= Short exercise =
Reproduce the entries below in full, word for word.

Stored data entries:
"""
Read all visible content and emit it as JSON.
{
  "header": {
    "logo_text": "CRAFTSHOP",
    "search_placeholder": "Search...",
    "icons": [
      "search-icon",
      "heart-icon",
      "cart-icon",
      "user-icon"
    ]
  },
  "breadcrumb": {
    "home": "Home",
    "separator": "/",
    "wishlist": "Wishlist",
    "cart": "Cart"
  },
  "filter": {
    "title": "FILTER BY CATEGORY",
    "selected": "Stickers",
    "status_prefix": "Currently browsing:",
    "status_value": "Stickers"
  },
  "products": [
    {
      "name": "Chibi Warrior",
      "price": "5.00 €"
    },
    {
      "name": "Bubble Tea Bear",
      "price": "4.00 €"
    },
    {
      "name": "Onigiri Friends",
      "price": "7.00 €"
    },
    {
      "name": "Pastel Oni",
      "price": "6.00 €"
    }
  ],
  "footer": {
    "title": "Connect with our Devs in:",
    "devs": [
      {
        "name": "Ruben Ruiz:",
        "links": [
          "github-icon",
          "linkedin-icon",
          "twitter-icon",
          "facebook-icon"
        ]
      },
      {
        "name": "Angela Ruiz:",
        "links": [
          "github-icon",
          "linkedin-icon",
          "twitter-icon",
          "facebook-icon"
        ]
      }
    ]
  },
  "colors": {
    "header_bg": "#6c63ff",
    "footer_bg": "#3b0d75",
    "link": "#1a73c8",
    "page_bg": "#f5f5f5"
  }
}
"""
= Reply =
Read all visible content and emit it as JSON.
{
  "header": {
    "logo_text": "CRAFTSHOP",
    "search_placeholder": "Search...",
    "icons": [
      "search-icon",
      "heart-icon",
      "cart-icon",
      "user-icon"
    ]
  },
  "breadcrumb": {
    "home": "Home",
    "separator": "/",
    "wishlist": "Wishlist",
    "cart": "Cart"
  },
  "filter": {
    "title": "FILTER BY CATEGORY",
    "selected": "Stickers",
    "status_prefix": "Currently browsing:",
    "status_value": "Stickers"
  },
  "products": [
    {
      "name": "Chibi Warrior",
      "price": "5.00 €"
    },
    {
      "name": "Bubble Tea Bear",
      "price": "4.00 €"
    },
    {
      "name": "Onigiri Friends",
      "price": "7.00 €"
    },
    {
      "name": "Pastel Oni",
      "price": "6.00 €"
    }
  ],
  "footer": {
    "title": "Connect with our Devs in:",
    "devs": [
      {
        "name": "Ruben Ruiz:",
        "links": [
          "github-icon",
          "linkedin-icon",
          "twitter-icon",
          "facebook-icon"
        ]
      },
      {
        "name": "Angela Ruiz:",
        "links": [
          "github-icon",
          "linkedin-icon",
          "twitter-icon",
          "facebook-icon"
        ]
      }
    ]
  },
  "colors": {
    "header_bg": "#6c63ff",
    "footer_bg": "#3b0d75",
    "link": "#1a73c8",
    "page_bg": "#f5f5f5"
  }
}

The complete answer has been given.